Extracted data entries
────────────────────

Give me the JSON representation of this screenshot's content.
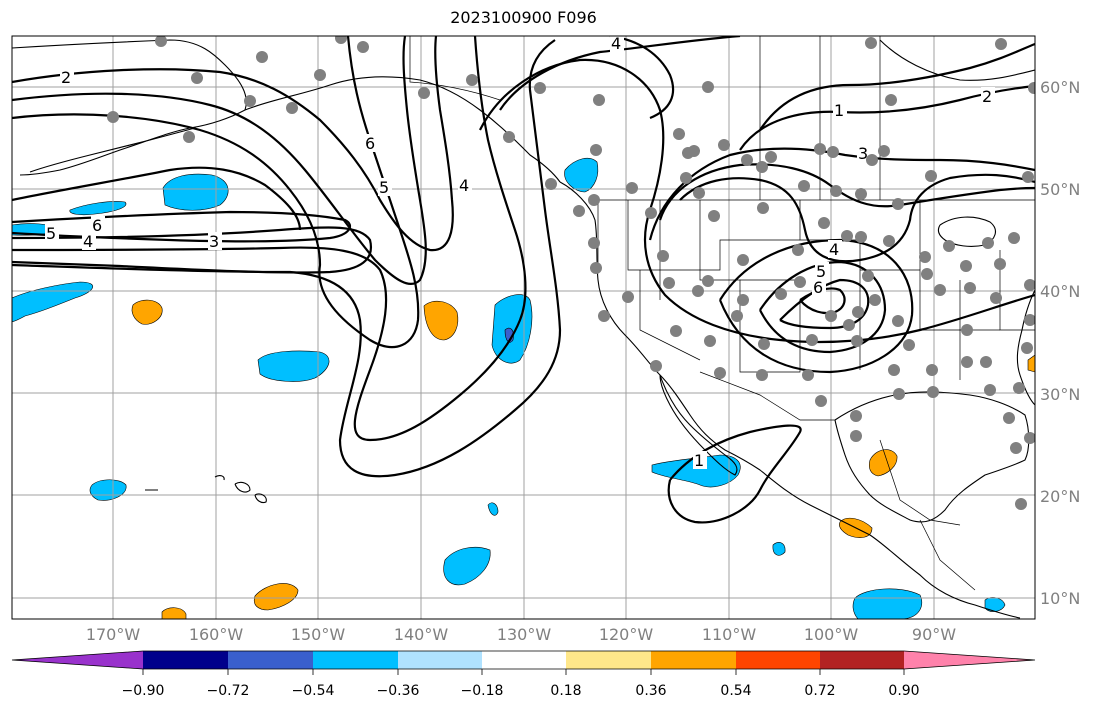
{
  "title": "2023100900 F096",
  "map": {
    "projection": "PlateCarree",
    "lon_range": [
      -180,
      -80
    ],
    "lat_range": [
      8,
      65
    ],
    "gridlines": true,
    "lon_ticks": [
      "170°W",
      "160°W",
      "150°W",
      "140°W",
      "130°W",
      "120°W",
      "110°W",
      "100°W",
      "90°W"
    ],
    "lat_ticks": [
      "10°N",
      "20°N",
      "30°N",
      "40°N",
      "50°N",
      "60°N"
    ],
    "contour_labels": [
      "2",
      "6",
      "5",
      "4",
      "3",
      "6",
      "5",
      "4",
      "4",
      "1",
      "2",
      "3",
      "4",
      "5",
      "6",
      "1"
    ],
    "station_marker_color": "#808080"
  },
  "colorbar": {
    "colors": [
      "#9932CC",
      "#00008B",
      "#3A5FCD",
      "#00BFFF",
      "#B0E2FF",
      "#FFFFFF",
      "#FFE78A",
      "#FFA500",
      "#FF4500",
      "#B22222",
      "#FF82AB"
    ],
    "tick_labels": [
      "−0.90",
      "−0.72",
      "−0.54",
      "−0.36",
      "−0.18",
      "0.18",
      "0.36",
      "0.54",
      "0.72",
      "0.90"
    ]
  }
}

────────────────────

Reproduce all of the entries word for word, skipping any pictures they hold.

Give me the JSON representation of this screenshot's content.
{
  "title": "2023100900 F096",
  "map": {
    "projection": "PlateCarree",
    "lon_range": [
      -180,
      -80
    ],
    "lat_range": [
      8,
      65
    ],
    "gridlines": true,
    "lon_ticks": [
      "170°W",
      "160°W",
      "150°W",
      "140°W",
      "130°W",
      "120°W",
      "110°W",
      "100°W",
      "90°W"
    ],
    "lat_ticks": [
      "10°N",
      "20°N",
      "30°N",
      "40°N",
      "50°N",
      "60°N"
    ],
    "contour_labels": [
      "2",
      "6",
      "5",
      "4",
      "3",
      "6",
      "5",
      "4",
      "4",
      "1",
      "2",
      "3",
      "4",
      "5",
      "6",
      "1"
    ],
    "station_marker_color": "#808080"
  },
  "colorbar": {
    "colors": [
      "#9932CC",
      "#00008B",
      "#3A5FCD",
      "#00BFFF",
      "#B0E2FF",
      "#FFFFFF",
      "#FFE78A",
      "#FFA500",
      "#FF4500",
      "#B22222",
      "#FF82AB"
    ],
    "tick_labels": [
      "−0.90",
      "−0.72",
      "−0.54",
      "−0.36",
      "−0.18",
      "0.18",
      "0.36",
      "0.54",
      "0.72",
      "0.90"
    ]
  }
}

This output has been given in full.